** begin **

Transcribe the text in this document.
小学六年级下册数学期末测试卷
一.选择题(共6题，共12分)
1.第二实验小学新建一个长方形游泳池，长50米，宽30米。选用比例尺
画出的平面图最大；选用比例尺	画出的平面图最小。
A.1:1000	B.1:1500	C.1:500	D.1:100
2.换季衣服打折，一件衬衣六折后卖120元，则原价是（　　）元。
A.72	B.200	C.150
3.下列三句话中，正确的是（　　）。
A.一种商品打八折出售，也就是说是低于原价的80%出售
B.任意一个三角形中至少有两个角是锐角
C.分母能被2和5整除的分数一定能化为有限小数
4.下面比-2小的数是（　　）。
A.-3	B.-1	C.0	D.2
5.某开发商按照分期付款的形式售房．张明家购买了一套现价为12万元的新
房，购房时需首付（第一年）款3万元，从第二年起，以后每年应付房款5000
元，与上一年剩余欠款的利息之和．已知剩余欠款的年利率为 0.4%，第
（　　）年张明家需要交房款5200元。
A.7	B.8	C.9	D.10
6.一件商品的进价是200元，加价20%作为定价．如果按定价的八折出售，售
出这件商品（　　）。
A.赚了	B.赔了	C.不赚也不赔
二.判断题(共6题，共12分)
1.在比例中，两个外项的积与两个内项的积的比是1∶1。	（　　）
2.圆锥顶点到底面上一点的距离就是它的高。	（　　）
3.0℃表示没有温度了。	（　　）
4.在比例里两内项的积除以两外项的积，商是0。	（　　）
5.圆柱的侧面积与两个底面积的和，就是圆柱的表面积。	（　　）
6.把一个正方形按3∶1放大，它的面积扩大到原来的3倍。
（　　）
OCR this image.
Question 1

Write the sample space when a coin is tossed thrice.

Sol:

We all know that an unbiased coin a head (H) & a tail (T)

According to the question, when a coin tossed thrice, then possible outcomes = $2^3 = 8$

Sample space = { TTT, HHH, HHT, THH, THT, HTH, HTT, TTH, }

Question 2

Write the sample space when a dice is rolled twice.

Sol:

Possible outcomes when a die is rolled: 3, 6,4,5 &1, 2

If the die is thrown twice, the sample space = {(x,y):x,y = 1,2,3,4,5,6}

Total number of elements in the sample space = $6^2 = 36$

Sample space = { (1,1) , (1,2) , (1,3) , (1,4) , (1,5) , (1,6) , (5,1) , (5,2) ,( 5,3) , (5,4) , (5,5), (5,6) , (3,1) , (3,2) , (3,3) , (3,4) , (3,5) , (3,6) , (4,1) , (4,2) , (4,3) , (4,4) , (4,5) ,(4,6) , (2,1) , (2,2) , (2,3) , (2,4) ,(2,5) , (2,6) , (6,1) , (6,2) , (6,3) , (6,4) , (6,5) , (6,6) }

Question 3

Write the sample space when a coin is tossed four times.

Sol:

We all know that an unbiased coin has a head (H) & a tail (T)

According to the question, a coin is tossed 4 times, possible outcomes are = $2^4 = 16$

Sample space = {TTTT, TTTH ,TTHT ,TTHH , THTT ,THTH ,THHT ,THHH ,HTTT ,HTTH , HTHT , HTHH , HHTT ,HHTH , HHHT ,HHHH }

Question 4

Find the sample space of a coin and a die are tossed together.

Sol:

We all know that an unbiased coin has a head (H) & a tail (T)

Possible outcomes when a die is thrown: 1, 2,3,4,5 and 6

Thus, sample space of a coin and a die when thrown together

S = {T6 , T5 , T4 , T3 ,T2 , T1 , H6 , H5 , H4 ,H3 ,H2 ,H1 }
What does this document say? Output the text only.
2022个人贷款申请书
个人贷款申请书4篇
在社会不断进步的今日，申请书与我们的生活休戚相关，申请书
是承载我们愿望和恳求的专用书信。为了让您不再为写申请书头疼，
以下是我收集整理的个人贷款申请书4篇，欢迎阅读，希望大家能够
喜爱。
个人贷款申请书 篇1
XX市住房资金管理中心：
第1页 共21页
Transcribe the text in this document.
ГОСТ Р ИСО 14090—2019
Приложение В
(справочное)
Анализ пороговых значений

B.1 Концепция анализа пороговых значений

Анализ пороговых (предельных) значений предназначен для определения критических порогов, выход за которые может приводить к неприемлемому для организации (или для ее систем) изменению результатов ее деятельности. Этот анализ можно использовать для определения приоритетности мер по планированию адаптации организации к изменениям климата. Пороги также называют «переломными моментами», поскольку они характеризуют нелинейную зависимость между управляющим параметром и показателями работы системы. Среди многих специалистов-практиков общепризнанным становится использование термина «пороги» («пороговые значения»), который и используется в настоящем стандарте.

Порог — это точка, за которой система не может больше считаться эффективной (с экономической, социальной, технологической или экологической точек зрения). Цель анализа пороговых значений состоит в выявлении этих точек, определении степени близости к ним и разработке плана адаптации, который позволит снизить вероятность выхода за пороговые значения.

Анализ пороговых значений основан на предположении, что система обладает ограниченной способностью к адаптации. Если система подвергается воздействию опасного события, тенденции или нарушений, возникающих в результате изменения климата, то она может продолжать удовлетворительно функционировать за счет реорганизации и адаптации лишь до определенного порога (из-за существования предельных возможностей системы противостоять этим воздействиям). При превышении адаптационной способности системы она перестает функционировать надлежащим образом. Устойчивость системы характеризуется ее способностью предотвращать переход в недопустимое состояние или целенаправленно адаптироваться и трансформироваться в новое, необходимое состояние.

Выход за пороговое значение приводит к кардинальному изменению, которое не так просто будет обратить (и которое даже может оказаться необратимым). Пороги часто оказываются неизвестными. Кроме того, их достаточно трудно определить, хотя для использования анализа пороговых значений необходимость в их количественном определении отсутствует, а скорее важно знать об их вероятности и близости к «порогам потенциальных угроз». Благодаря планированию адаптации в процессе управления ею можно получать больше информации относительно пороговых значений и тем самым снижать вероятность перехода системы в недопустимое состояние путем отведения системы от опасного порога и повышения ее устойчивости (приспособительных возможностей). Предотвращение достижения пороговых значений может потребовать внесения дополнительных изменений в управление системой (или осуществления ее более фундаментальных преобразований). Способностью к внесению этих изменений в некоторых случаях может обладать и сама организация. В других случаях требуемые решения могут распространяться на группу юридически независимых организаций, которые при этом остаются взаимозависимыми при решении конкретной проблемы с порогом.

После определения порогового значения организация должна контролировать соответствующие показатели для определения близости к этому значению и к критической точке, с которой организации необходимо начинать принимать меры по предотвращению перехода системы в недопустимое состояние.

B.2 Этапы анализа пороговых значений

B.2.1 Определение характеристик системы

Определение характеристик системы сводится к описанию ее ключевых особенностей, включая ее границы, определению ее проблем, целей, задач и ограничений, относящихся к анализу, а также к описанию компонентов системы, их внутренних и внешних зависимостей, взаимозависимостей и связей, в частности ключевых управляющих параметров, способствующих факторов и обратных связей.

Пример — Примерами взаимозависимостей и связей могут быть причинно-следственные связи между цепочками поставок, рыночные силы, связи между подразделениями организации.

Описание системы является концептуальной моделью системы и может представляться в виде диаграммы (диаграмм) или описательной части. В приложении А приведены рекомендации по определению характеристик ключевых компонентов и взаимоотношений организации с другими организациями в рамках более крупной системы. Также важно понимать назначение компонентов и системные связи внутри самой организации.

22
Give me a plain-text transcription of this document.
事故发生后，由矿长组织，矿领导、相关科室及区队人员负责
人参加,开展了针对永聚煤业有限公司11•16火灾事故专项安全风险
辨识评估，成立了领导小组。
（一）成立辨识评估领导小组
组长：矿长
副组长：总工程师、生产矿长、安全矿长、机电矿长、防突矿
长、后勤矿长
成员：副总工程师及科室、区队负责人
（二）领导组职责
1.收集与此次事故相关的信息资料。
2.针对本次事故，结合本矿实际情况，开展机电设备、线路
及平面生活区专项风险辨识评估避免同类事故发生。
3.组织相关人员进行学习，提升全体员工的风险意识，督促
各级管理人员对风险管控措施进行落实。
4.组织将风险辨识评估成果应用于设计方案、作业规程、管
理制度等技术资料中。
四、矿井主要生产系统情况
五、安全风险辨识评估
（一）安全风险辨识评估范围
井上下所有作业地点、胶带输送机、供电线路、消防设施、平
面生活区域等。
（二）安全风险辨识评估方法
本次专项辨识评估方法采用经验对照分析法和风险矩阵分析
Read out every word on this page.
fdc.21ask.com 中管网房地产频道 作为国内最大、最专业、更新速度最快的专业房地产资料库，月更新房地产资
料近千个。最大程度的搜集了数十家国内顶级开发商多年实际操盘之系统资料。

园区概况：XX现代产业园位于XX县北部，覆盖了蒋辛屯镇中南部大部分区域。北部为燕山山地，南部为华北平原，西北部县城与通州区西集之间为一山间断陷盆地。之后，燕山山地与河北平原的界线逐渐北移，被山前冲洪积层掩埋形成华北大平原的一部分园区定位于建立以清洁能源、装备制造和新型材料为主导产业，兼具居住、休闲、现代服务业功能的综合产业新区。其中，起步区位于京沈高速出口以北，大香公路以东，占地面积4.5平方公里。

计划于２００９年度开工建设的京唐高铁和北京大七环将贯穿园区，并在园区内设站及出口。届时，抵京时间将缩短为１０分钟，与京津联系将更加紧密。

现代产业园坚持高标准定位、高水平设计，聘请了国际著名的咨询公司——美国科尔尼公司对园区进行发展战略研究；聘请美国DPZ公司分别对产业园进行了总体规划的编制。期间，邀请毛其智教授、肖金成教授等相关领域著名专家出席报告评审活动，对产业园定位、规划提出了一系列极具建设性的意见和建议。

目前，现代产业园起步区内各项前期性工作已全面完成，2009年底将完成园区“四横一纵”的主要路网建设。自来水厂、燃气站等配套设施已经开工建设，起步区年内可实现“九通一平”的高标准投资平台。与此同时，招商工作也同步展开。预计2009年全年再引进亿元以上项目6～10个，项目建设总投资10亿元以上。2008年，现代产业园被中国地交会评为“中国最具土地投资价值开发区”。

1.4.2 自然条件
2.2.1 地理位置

** end **

Each line above that includes "选用比例尺" should be shown.

1.第二实验小学新建一个长方形游泳池，长50米，宽30米。选用比例尺
画出的平面图最大；选用比例尺	画出的平面图最小。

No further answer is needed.